[Work to do]
Transcribe the listing exactly, leaving out every picture.

>> start Entries provided

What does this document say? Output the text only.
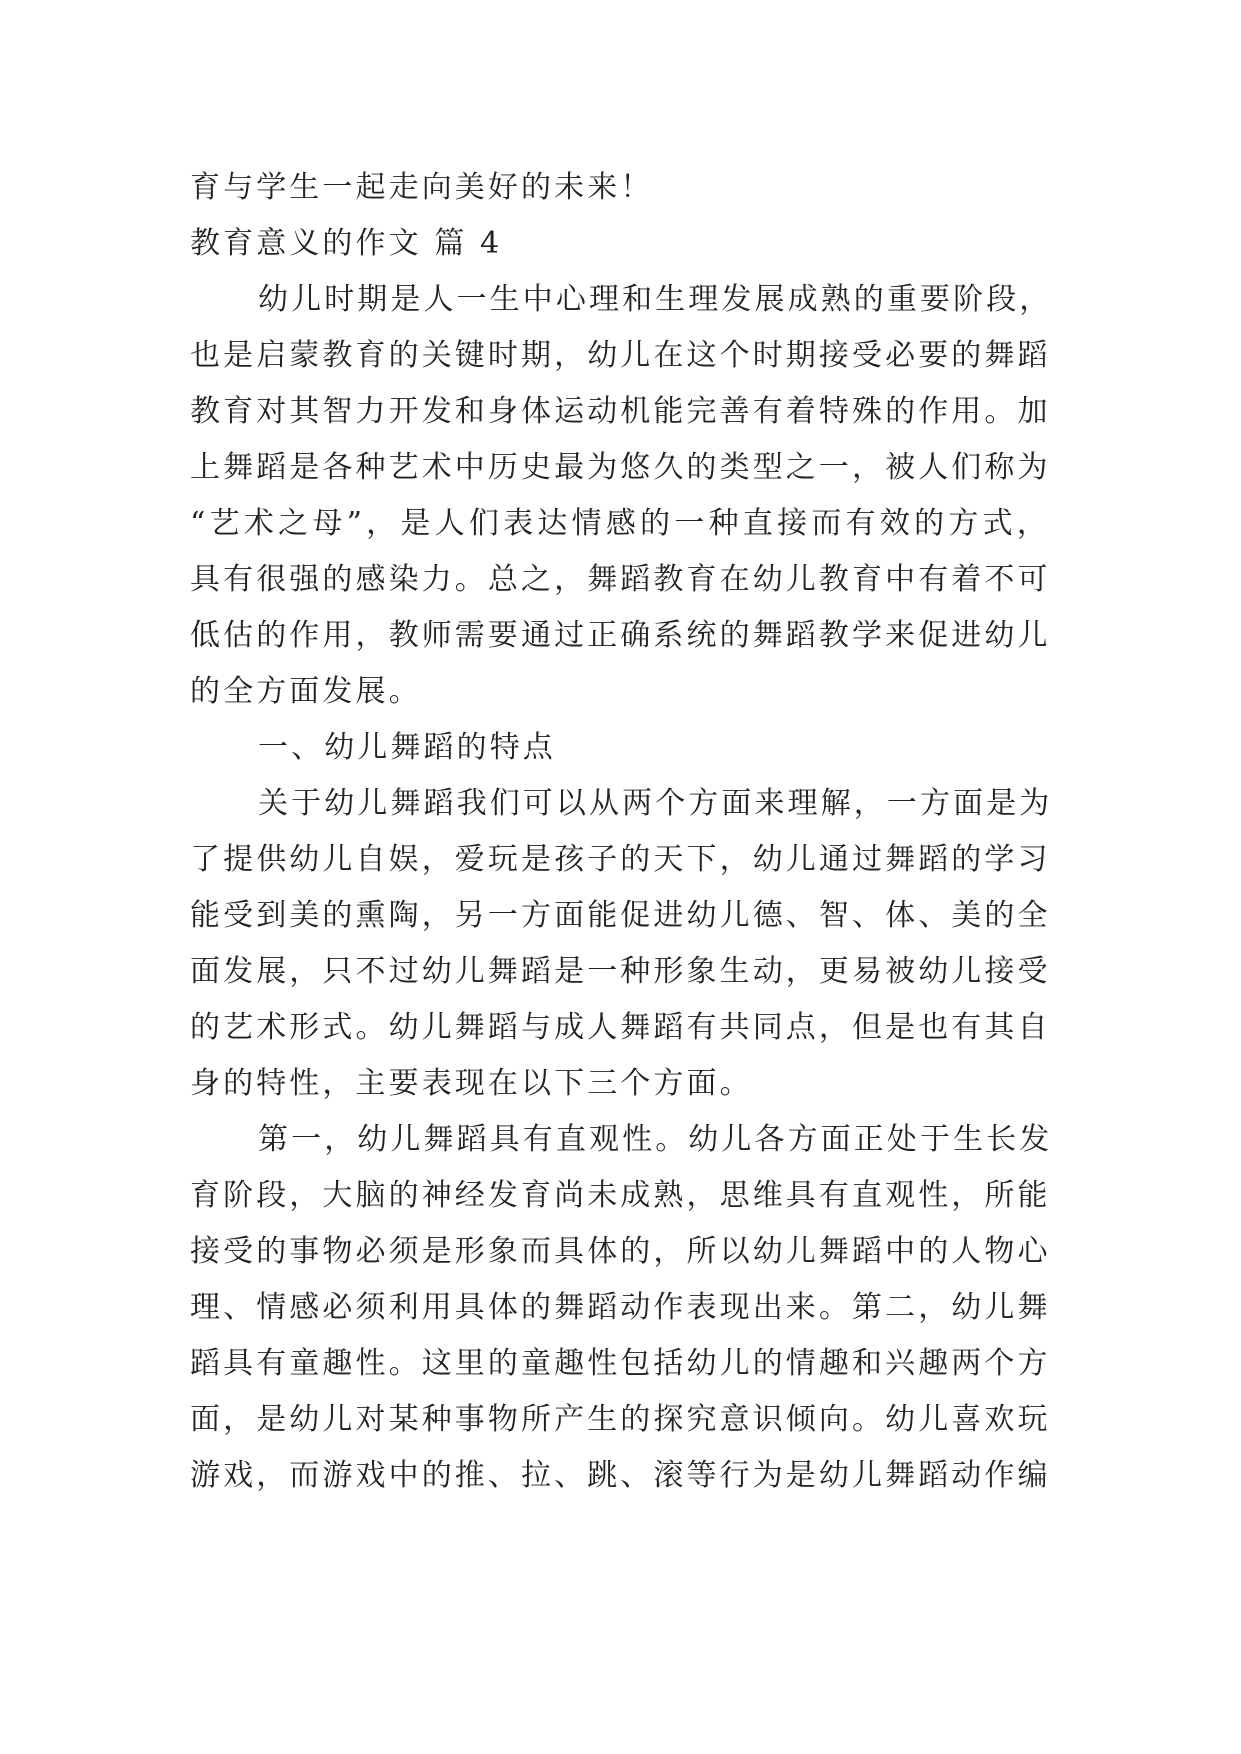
育与学生一起走向美好的未来！

教育意义的作文 篇 4

幼儿时期是人一生中心理和生理发展成熟的重要阶段，

也是启蒙教育的关键时期，幼儿在这个时期接受必要的舞蹈

教育对其智力开发和身体运动机能完善有着特殊的作用。加

上舞蹈是各种艺术中历史最为悠久的类型之一，被人们称为

“艺术之母”，是人们表达情感的一种直接而有效的方式，

具有很强的感染力。总之，舞蹈教育在幼儿教育中有着不可

低估的作用，教师需要通过正确系统的舞蹈教学来促进幼儿

的全方面发展。

一、幼儿舞蹈的特点

关于幼儿舞蹈我们可以从两个方面来理解，一方面是为

了提供幼儿自娱，爱玩是孩子的天下，幼儿通过舞蹈的学习

能受到美的熏陶，另一方面能促进幼儿德、智、体、美的全

面发展，只不过幼儿舞蹈是一种形象生动，更易被幼儿接受

的艺术形式。幼儿舞蹈与成人舞蹈有共同点，但是也有其自

身的特性，主要表现在以下三个方面。

第一，幼儿舞蹈具有直观性。幼儿各方面正处于生长发

育阶段，大脑的神经发育尚未成熟，思维具有直观性，所能

接受的事物必须是形象而具体的，所以幼儿舞蹈中的人物心

理、情感必须利用具体的舞蹈动作表现出来。第二，幼儿舞

蹈具有童趣性。这里的童趣性包括幼儿的情趣和兴趣两个方

面，是幼儿对某种事物所产生的探究意识倾向。幼儿喜欢玩

游戏，而游戏中的推、拉、跳、滚等行为是幼儿舞蹈动作编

>> end Entries provided

[Solution below]
What does this document say? Output the text only.
育与学生一起走向美好的未来！

教育意义的作文 篇 4

幼儿时期是人一生中心理和生理发展成熟的重要阶段，

也是启蒙教育的关键时期，幼儿在这个时期接受必要的舞蹈

教育对其智力开发和身体运动机能完善有着特殊的作用。加

上舞蹈是各种艺术中历史最为悠久的类型之一，被人们称为

“艺术之母”，是人们表达情感的一种直接而有效的方式，

具有很强的感染力。总之，舞蹈教育在幼儿教育中有着不可

低估的作用，教师需要通过正确系统的舞蹈教学来促进幼儿

的全方面发展。

一、幼儿舞蹈的特点

关于幼儿舞蹈我们可以从两个方面来理解，一方面是为

了提供幼儿自娱，爱玩是孩子的天下，幼儿通过舞蹈的学习

能受到美的熏陶，另一方面能促进幼儿德、智、体、美的全

面发展，只不过幼儿舞蹈是一种形象生动，更易被幼儿接受

的艺术形式。幼儿舞蹈与成人舞蹈有共同点，但是也有其自

身的特性，主要表现在以下三个方面。

第一，幼儿舞蹈具有直观性。幼儿各方面正处于生长发

育阶段，大脑的神经发育尚未成熟，思维具有直观性，所能

接受的事物必须是形象而具体的，所以幼儿舞蹈中的人物心

理、情感必须利用具体的舞蹈动作表现出来。第二，幼儿舞

蹈具有童趣性。这里的童趣性包括幼儿的情趣和兴趣两个方

面，是幼儿对某种事物所产生的探究意识倾向。幼儿喜欢玩

游戏，而游戏中的推、拉、跳、滚等行为是幼儿舞蹈动作编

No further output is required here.